### [Set problem]
Print the listing that follows, character for character.

*-*-*

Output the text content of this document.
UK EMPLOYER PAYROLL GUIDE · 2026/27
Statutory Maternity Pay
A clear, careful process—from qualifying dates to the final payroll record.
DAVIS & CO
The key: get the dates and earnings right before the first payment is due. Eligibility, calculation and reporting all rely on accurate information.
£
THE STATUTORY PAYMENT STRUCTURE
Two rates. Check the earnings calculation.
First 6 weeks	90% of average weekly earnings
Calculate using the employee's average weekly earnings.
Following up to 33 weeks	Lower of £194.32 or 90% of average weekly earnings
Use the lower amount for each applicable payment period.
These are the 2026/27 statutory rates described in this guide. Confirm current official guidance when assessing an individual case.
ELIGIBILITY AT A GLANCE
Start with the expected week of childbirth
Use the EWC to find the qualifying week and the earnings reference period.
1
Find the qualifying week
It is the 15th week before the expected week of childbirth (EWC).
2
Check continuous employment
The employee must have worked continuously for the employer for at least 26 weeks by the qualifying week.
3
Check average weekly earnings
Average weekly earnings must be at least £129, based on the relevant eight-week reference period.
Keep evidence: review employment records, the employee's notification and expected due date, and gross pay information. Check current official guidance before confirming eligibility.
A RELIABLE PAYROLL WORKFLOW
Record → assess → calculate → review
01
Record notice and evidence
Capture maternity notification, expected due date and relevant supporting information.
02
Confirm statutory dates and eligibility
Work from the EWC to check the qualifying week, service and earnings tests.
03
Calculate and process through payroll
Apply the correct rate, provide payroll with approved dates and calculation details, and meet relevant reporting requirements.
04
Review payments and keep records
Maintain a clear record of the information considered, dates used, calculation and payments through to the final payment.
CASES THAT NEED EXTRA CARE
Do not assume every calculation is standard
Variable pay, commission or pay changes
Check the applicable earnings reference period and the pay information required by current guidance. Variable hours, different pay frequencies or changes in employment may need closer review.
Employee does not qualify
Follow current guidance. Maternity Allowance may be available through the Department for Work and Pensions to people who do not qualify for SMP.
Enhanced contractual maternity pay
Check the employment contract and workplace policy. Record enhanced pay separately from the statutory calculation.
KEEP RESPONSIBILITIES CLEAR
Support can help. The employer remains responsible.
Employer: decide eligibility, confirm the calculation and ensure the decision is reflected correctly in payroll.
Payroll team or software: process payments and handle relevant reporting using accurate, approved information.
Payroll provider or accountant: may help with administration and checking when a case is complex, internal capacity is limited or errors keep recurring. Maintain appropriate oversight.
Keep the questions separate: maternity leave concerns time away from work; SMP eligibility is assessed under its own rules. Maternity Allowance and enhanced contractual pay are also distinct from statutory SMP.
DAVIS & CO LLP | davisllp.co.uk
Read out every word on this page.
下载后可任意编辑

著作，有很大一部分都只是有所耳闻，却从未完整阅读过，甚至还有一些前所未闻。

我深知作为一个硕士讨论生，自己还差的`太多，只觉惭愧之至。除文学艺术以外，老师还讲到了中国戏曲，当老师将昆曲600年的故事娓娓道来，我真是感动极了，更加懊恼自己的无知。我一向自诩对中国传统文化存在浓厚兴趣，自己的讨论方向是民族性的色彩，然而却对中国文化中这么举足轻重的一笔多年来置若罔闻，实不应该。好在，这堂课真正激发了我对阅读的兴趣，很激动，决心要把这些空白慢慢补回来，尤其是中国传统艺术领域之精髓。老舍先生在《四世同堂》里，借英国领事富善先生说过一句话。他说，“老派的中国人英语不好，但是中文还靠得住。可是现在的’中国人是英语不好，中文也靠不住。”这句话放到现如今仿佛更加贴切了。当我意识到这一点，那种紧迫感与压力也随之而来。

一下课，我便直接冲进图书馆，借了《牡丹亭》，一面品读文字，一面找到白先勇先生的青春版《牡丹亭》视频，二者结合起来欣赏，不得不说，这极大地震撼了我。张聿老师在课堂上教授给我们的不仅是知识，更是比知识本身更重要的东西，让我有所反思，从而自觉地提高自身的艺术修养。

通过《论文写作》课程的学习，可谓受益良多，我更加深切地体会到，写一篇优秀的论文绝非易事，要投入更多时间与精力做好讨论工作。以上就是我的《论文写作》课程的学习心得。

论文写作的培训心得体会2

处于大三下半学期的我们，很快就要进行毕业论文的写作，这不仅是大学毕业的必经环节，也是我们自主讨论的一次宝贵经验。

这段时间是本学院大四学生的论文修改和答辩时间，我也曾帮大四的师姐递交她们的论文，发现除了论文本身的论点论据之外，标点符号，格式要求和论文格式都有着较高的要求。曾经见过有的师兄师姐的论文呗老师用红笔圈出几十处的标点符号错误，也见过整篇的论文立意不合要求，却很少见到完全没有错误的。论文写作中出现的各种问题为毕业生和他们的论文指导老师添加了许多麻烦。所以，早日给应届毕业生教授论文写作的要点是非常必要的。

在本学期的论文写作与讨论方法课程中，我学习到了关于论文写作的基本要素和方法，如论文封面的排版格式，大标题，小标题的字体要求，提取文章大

*-*-*

### [Solution]
Output the text content of this document.
UK EMPLOYER PAYROLL GUIDE · 2026/27
Statutory Maternity Pay
A clear, careful process—from qualifying dates to the final payroll record.
DAVIS & CO
The key: get the dates and earnings right before the first payment is due. Eligibility, calculation and reporting all rely on accurate information.
£
THE STATUTORY PAYMENT STRUCTURE
Two rates. Check the earnings calculation.
First 6 weeks	90% of average weekly earnings
Calculate using the employee's average weekly earnings.
Following up to 33 weeks	Lower of £194.32 or 90% of average weekly earnings
Use the lower amount for each applicable payment period.
These are the 2026/27 statutory rates described in this guide. Confirm current official guidance when assessing an individual case.
ELIGIBILITY AT A GLANCE
Start with the expected week of childbirth
Use the EWC to find the qualifying week and the earnings reference period.
1
Find the qualifying week
It is the 15th week before the expected week of childbirth (EWC).
2
Check continuous employment
The employee must have worked continuously for the employer for at least 26 weeks by the qualifying week.
3
Check average weekly earnings
Average weekly earnings must be at least £129, based on the relevant eight-week reference period.
Keep evidence: review employment records, the employee's notification and expected due date, and gross pay information. Check current official guidance before confirming eligibility.
A RELIABLE PAYROLL WORKFLOW
Record → assess → calculate → review
01
Record notice and evidence
Capture maternity notification, expected due date and relevant supporting information.
02
Confirm statutory dates and eligibility
Work from the EWC to check the qualifying week, service and earnings tests.
03
Calculate and process through payroll
Apply the correct rate, provide payroll with approved dates and calculation details, and meet relevant reporting requirements.
04
Review payments and keep records
Maintain a clear record of the information considered, dates used, calculation and payments through to the final payment.
CASES THAT NEED EXTRA CARE
Do not assume every calculation is standard
Variable pay, commission or pay changes
Check the applicable earnings reference period and the pay information required by current guidance. Variable hours, different pay frequencies or changes in employment may need closer review.
Employee does not qualify
Follow current guidance. Maternity Allowance may be available through the Department for Work and Pensions to people who do not qualify for SMP.
Enhanced contractual maternity pay
Check the employment contract and workplace policy. Record enhanced pay separately from the statutory calculation.
KEEP RESPONSIBILITIES CLEAR
Support can help. The employer remains responsible.
Employer: decide eligibility, confirm the calculation and ensure the decision is reflected correctly in payroll.
Payroll team or software: process payments and handle relevant reporting using accurate, approved information.
Payroll provider or accountant: may help with administration and checking when a case is complex, internal capacity is limited or errors keep recurring. Maintain appropriate oversight.
Keep the questions separate: maternity leave concerns time away from work; SMP eligibility is assessed under its own rules. Maternity Allowance and enhanced contractual pay are also distinct from statutory SMP.
DAVIS & CO LLP | davisllp.co.uk
Read out every word on this page.
下载后可任意编辑

著作，有很大一部分都只是有所耳闻，却从未完整阅读过，甚至还有一些前所未闻。

我深知作为一个硕士讨论生，自己还差的`太多，只觉惭愧之至。除文学艺术以外，老师还讲到了中国戏曲，当老师将昆曲600年的故事娓娓道来，我真是感动极了，更加懊恼自己的无知。我一向自诩对中国传统文化存在浓厚兴趣，自己的讨论方向是民族性的色彩，然而却对中国文化中这么举足轻重的一笔多年来置若罔闻，实不应该。好在，这堂课真正激发了我对阅读的兴趣，很激动，决心要把这些空白慢慢补回来，尤其是中国传统艺术领域之精髓。老舍先生在《四世同堂》里，借英国领事富善先生说过一句话。他说，“老派的中国人英语不好，但是中文还靠得住。可是现在的’中国人是英语不好，中文也靠不住。”这句话放到现如今仿佛更加贴切了。当我意识到这一点，那种紧迫感与压力也随之而来。

一下课，我便直接冲进图书馆，借了《牡丹亭》，一面品读文字，一面找到白先勇先生的青春版《牡丹亭》视频，二者结合起来欣赏，不得不说，这极大地震撼了我。张聿老师在课堂上教授给我们的不仅是知识，更是比知识本身更重要的东西，让我有所反思，从而自觉地提高自身的艺术修养。

通过《论文写作》课程的学习，可谓受益良多，我更加深切地体会到，写一篇优秀的论文绝非易事，要投入更多时间与精力做好讨论工作。以上就是我的《论文写作》课程的学习心得。

论文写作的培训心得体会2

处于大三下半学期的我们，很快就要进行毕业论文的写作，这不仅是大学毕业的必经环节，也是我们自主讨论的一次宝贵经验。

这段时间是本学院大四学生的论文修改和答辩时间，我也曾帮大四的师姐递交她们的论文，发现除了论文本身的论点论据之外，标点符号，格式要求和论文格式都有着较高的要求。曾经见过有的师兄师姐的论文呗老师用红笔圈出几十处的标点符号错误，也见过整篇的论文立意不合要求，却很少见到完全没有错误的。论文写作中出现的各种问题为毕业生和他们的论文指导老师添加了许多麻烦。所以，早日给应届毕业生教授论文写作的要点是非常必要的。

在本学期的论文写作与讨论方法课程中，我学习到了关于论文写作的基本要素和方法，如论文封面的排版格式，大标题，小标题的字体要求，提取文章大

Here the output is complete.